Dataset content

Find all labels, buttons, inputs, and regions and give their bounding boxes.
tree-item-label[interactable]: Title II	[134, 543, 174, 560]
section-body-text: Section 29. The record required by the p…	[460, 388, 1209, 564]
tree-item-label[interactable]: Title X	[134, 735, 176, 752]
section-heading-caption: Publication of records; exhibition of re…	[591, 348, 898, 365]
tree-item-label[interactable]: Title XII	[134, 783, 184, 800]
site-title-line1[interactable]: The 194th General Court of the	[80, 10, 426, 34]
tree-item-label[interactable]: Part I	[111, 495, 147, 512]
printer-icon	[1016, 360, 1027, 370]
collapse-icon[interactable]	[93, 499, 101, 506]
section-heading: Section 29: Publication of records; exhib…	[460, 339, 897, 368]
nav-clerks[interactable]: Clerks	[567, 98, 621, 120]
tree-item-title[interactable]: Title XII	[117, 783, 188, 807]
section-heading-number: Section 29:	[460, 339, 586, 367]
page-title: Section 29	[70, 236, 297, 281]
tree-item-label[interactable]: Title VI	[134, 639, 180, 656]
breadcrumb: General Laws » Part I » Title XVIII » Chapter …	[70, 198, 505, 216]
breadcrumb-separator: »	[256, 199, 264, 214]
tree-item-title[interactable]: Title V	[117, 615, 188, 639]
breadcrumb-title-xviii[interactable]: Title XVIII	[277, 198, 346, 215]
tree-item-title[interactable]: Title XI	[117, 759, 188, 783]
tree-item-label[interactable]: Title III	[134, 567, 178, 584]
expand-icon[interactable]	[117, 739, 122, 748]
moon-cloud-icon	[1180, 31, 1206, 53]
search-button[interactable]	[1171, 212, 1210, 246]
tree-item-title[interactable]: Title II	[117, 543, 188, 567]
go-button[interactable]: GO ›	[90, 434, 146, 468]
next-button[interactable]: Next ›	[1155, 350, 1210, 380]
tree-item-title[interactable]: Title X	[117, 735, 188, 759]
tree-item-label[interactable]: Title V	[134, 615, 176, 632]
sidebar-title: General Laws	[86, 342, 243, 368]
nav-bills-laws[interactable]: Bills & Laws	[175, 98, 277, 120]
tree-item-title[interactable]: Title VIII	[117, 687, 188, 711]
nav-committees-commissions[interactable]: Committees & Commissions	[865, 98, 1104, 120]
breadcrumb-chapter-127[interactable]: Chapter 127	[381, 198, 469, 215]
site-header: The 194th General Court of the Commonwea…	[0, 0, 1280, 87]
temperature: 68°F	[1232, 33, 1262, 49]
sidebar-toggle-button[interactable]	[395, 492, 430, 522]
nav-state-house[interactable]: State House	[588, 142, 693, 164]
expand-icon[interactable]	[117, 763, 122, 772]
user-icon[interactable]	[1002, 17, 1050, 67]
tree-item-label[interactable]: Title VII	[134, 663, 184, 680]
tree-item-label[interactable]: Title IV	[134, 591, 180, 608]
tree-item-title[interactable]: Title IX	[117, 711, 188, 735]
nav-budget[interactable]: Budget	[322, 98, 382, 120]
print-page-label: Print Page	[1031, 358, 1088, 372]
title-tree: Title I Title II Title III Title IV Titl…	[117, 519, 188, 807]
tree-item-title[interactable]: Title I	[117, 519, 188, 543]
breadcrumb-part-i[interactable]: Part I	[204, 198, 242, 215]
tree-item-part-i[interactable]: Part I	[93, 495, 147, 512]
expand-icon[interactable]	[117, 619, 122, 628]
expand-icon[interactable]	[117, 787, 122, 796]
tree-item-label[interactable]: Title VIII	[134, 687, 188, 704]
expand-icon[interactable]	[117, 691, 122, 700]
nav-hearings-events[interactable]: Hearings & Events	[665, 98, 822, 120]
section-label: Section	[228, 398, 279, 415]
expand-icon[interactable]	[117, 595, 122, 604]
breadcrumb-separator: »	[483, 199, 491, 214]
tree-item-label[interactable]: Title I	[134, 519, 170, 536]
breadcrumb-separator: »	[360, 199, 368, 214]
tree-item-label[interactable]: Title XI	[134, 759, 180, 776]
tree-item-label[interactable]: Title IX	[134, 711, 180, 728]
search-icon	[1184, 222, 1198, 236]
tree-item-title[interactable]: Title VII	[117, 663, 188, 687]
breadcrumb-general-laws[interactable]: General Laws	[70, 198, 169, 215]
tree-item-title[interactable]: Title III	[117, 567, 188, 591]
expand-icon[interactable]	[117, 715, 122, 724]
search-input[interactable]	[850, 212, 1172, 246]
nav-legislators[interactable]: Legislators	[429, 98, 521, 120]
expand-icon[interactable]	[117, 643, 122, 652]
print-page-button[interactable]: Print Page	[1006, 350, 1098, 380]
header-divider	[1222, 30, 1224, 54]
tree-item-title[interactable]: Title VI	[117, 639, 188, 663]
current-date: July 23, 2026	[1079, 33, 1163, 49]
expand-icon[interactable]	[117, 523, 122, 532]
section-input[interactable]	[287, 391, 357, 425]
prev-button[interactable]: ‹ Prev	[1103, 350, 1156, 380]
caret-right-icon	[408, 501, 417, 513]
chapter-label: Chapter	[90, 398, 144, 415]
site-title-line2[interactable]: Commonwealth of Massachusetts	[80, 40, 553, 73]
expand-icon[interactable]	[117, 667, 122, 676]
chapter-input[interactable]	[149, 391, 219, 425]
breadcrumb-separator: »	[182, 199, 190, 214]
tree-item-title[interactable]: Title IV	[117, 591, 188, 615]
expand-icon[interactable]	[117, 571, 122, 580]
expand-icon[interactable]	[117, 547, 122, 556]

What you will do
Please render everything from the start of the rows down to and including the line containing "section-heading-caption: Publication of" as a Markdown table with the columns No. and Line, numbering each line and leaving out blank lines.

Final result
| No. | Line |
|---|---|
| 1 | Find all labels, buttons, inputs, and regions and give their bounding boxes. |
| 2 | tree-item-label[interactable]: Title II	[134, 543, 174, 560] |
| 3 | section-body-text: Section 29. The record required by the p…	[460, 388, 1209, 564] |
| 4 | tree-item-label[interactable]: Title X	[134, 735, 176, 752] |
| 5 | section-heading-caption: Publication of records; exhibition of re…	[591, 348, 898, 365] |